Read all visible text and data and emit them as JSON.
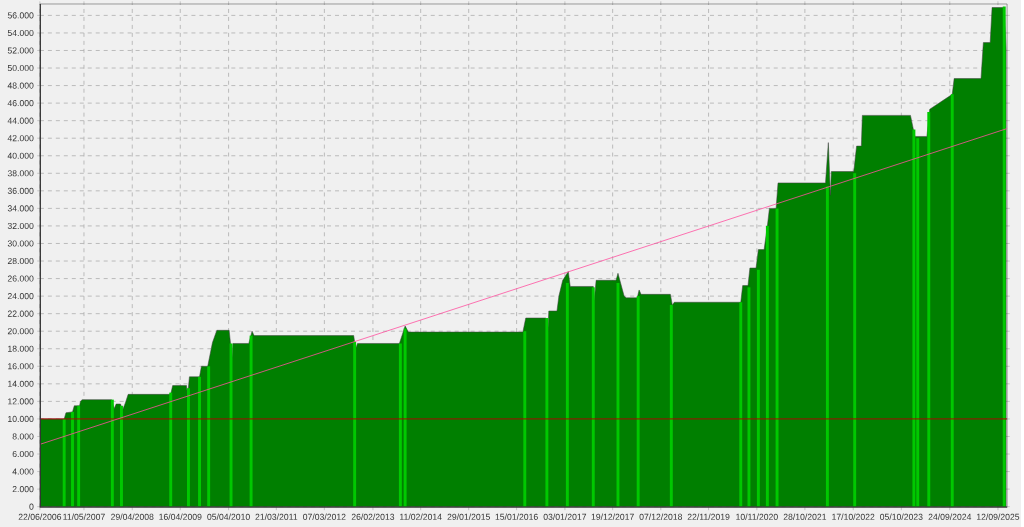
{
  "chart_data": {
    "type": "area",
    "xlim": [
      "2006-06-22",
      "2025-11-18"
    ],
    "ylim": [
      -100,
      57300
    ],
    "xticks": [
      {
        "value": "2006-06-22",
        "label": "22/06/2006"
      },
      {
        "value": "2007-05-11",
        "label": "11/05/2007"
      },
      {
        "value": "2008-04-29",
        "label": "29/04/2008"
      },
      {
        "value": "2009-04-16",
        "label": "16/04/2009"
      },
      {
        "value": "2010-04-05",
        "label": "05/04/2010"
      },
      {
        "value": "2011-03-21",
        "label": "21/03/2011"
      },
      {
        "value": "2012-03-07",
        "label": "07/03/2012"
      },
      {
        "value": "2013-02-26",
        "label": "26/02/2013"
      },
      {
        "value": "2014-02-11",
        "label": "11/02/2014"
      },
      {
        "value": "2015-01-29",
        "label": "29/01/2015"
      },
      {
        "value": "2016-01-15",
        "label": "15/01/2016"
      },
      {
        "value": "2017-01-03",
        "label": "03/01/2017"
      },
      {
        "value": "2017-12-19",
        "label": "19/12/2017"
      },
      {
        "value": "2018-12-07",
        "label": "07/12/2018"
      },
      {
        "value": "2019-11-22",
        "label": "22/11/2019"
      },
      {
        "value": "2020-11-10",
        "label": "10/11/2020"
      },
      {
        "value": "2021-10-28",
        "label": "28/10/2021"
      },
      {
        "value": "2022-10-17",
        "label": "17/10/2022"
      },
      {
        "value": "2023-10-05",
        "label": "05/10/2023"
      },
      {
        "value": "2024-09-24",
        "label": "24/09/2024"
      },
      {
        "value": "2025-09-12",
        "label": "12/09/2025"
      }
    ],
    "yticks": [
      0,
      {
        "value": 2000,
        "label": "2.000"
      },
      {
        "value": 4000,
        "label": "4.000"
      },
      {
        "value": 6000,
        "label": "6.000"
      },
      {
        "value": 8000,
        "label": "8.000"
      },
      {
        "value": 10000,
        "label": "10.000"
      },
      {
        "value": 12000,
        "label": "12.000"
      },
      {
        "value": 14000,
        "label": "14.000"
      },
      {
        "value": 16000,
        "label": "16.000"
      },
      {
        "value": 18000,
        "label": "18.000"
      },
      {
        "value": 20000,
        "label": "20.000"
      },
      {
        "value": 22000,
        "label": "22.000"
      },
      {
        "value": 24000,
        "label": "24.000"
      },
      {
        "value": 26000,
        "label": "26.000"
      },
      {
        "value": 28000,
        "label": "28.000"
      },
      {
        "value": 30000,
        "label": "30.000"
      },
      {
        "value": 32000,
        "label": "32.000"
      },
      {
        "value": 34000,
        "label": "34.000"
      },
      {
        "value": 36000,
        "label": "36.000"
      },
      {
        "value": 38000,
        "label": "38.000"
      },
      {
        "value": 40000,
        "label": "40.000"
      },
      {
        "value": 42000,
        "label": "42.000"
      },
      {
        "value": 44000,
        "label": "44.000"
      },
      {
        "value": 46000,
        "label": "46.000"
      },
      {
        "value": 48000,
        "label": "48.000"
      },
      {
        "value": 50000,
        "label": "50.000"
      },
      {
        "value": 52000,
        "label": "52.000"
      },
      {
        "value": 54000,
        "label": "54.000"
      },
      {
        "value": 56000,
        "label": "56.000"
      }
    ],
    "grid": true,
    "ref_lines": [
      {
        "axis": "y",
        "value": 10000,
        "color": "#b40000"
      }
    ],
    "series": [
      {
        "color": "#007f00",
        "x": [
          "2006-06-22",
          "2006-12-17",
          "2006-12-30",
          "2007-02-16",
          "2007-03-01",
          "2007-04-09",
          "2007-04-15",
          "2007-04-28",
          "2007-11-28",
          "2007-12-19",
          "2008-01-02",
          "2008-02-03",
          "2008-02-17",
          "2008-03-09",
          "2008-03-30",
          "2009-02-05",
          "2009-02-19",
          "2009-06-01",
          "2009-06-08",
          "2009-06-22",
          "2009-09-04",
          "2009-09-18",
          "2009-11-03",
          "2009-12-08",
          "2010-01-09",
          "2010-04-09",
          "2010-04-30",
          "2010-05-07",
          "2010-08-31",
          "2010-09-24",
          "2010-10-09",
          "2012-10-08",
          "2012-10-22",
          "2012-11-05",
          "2013-09-08",
          "2013-10-20",
          "2013-11-13",
          "2016-03-01",
          "2016-03-22",
          "2016-08-17",
          "2016-08-31",
          "2016-09-07",
          "2016-11-06",
          "2016-11-20",
          "2016-12-18",
          "2017-01-28",
          "2017-02-11",
          "2017-07-30",
          "2017-08-06",
          "2017-08-20",
          "2018-01-13",
          "2018-01-27",
          "2018-03-13",
          "2018-03-28",
          "2018-06-17",
          "2018-07-01",
          "2018-07-15",
          "2019-02-15",
          "2019-03-01",
          "2019-03-16",
          "2020-07-15",
          "2020-07-29",
          "2020-09-06",
          "2020-09-20",
          "2020-11-04",
          "2020-11-21",
          "2021-01-02",
          "2021-01-26",
          "2021-02-10",
          "2021-03-31",
          "2021-04-14",
          "2022-03-28",
          "2022-04-18",
          "2022-05-03",
          "2022-05-10",
          "2022-10-21",
          "2022-11-11",
          "2022-12-16",
          "2022-12-23",
          "2023-12-11",
          "2024-01-12",
          "2024-04-09",
          "2024-04-30",
          "2024-10-12",
          "2024-10-26",
          "2025-05-11",
          "2025-05-28",
          "2025-07-17",
          "2025-07-31",
          "2025-10-28",
          "2025-11-11"
        ],
        "values": [
          10000,
          10000,
          10700,
          10800,
          11500,
          11500,
          12000,
          12200,
          12200,
          11200,
          11700,
          11700,
          11000,
          11800,
          12800,
          12800,
          13800,
          13800,
          12500,
          14800,
          14800,
          16000,
          16000,
          18700,
          20100,
          20100,
          17000,
          18600,
          18600,
          20000,
          19500,
          19500,
          18000,
          18600,
          18600,
          20600,
          19900,
          19900,
          21500,
          21500,
          20000,
          22300,
          22300,
          24000,
          25800,
          26800,
          25100,
          25100,
          23500,
          25800,
          25800,
          26600,
          24000,
          23800,
          23800,
          24700,
          24200,
          24200,
          23000,
          23300,
          23300,
          25200,
          25200,
          27200,
          27200,
          29300,
          29300,
          32000,
          34000,
          34000,
          36900,
          36900,
          41500,
          35500,
          38200,
          38200,
          41100,
          41100,
          44600,
          44600,
          42200,
          42200,
          45300,
          47000,
          48800,
          48800,
          52900,
          52900,
          56900,
          56900,
          52000
        ]
      },
      {
        "type": "bar",
        "color": "#00c800",
        "x": [
          "2006-12-17",
          "2007-02-16",
          "2007-04-02",
          "2007-12-05",
          "2008-02-10",
          "2009-02-05",
          "2009-06-15",
          "2009-09-04",
          "2009-11-10",
          "2010-04-23",
          "2010-09-17",
          "2012-10-15",
          "2013-09-15",
          "2013-10-20",
          "2016-03-15",
          "2016-08-24",
          "2017-01-21",
          "2017-07-30",
          "2018-01-27",
          "2018-06-24",
          "2019-02-22",
          "2020-07-15",
          "2020-09-13",
          "2020-11-21",
          "2021-01-26",
          "2021-04-07",
          "2022-04-11",
          "2022-10-28",
          "2024-01-05",
          "2024-02-02",
          "2024-04-23",
          "2024-10-12",
          "2025-10-28"
        ],
        "values": [
          10000,
          10800,
          11500,
          12200,
          11500,
          13000,
          13500,
          14800,
          16000,
          18600,
          19500,
          18800,
          18600,
          20300,
          20000,
          21500,
          25500,
          25000,
          25500,
          24000,
          23000,
          23300,
          25000,
          27000,
          32000,
          34000,
          36500,
          38000,
          43000,
          42000,
          45000,
          47000,
          57000
        ]
      },
      {
        "type": "line",
        "color": "#ff50a0",
        "x": [
          "2006-06-22",
          "2025-11-18"
        ],
        "values": [
          7100,
          43100
        ]
      }
    ]
  }
}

■ YOUR OBJECTIVE: Using the listing above, pick out each line that contains the word "color", then copy it.

■ EXERCISE OUTPUT:
        "color": "#b40000"
        "color": "#007f00",
        "color": "#00c800",
        "color": "#ff50a0",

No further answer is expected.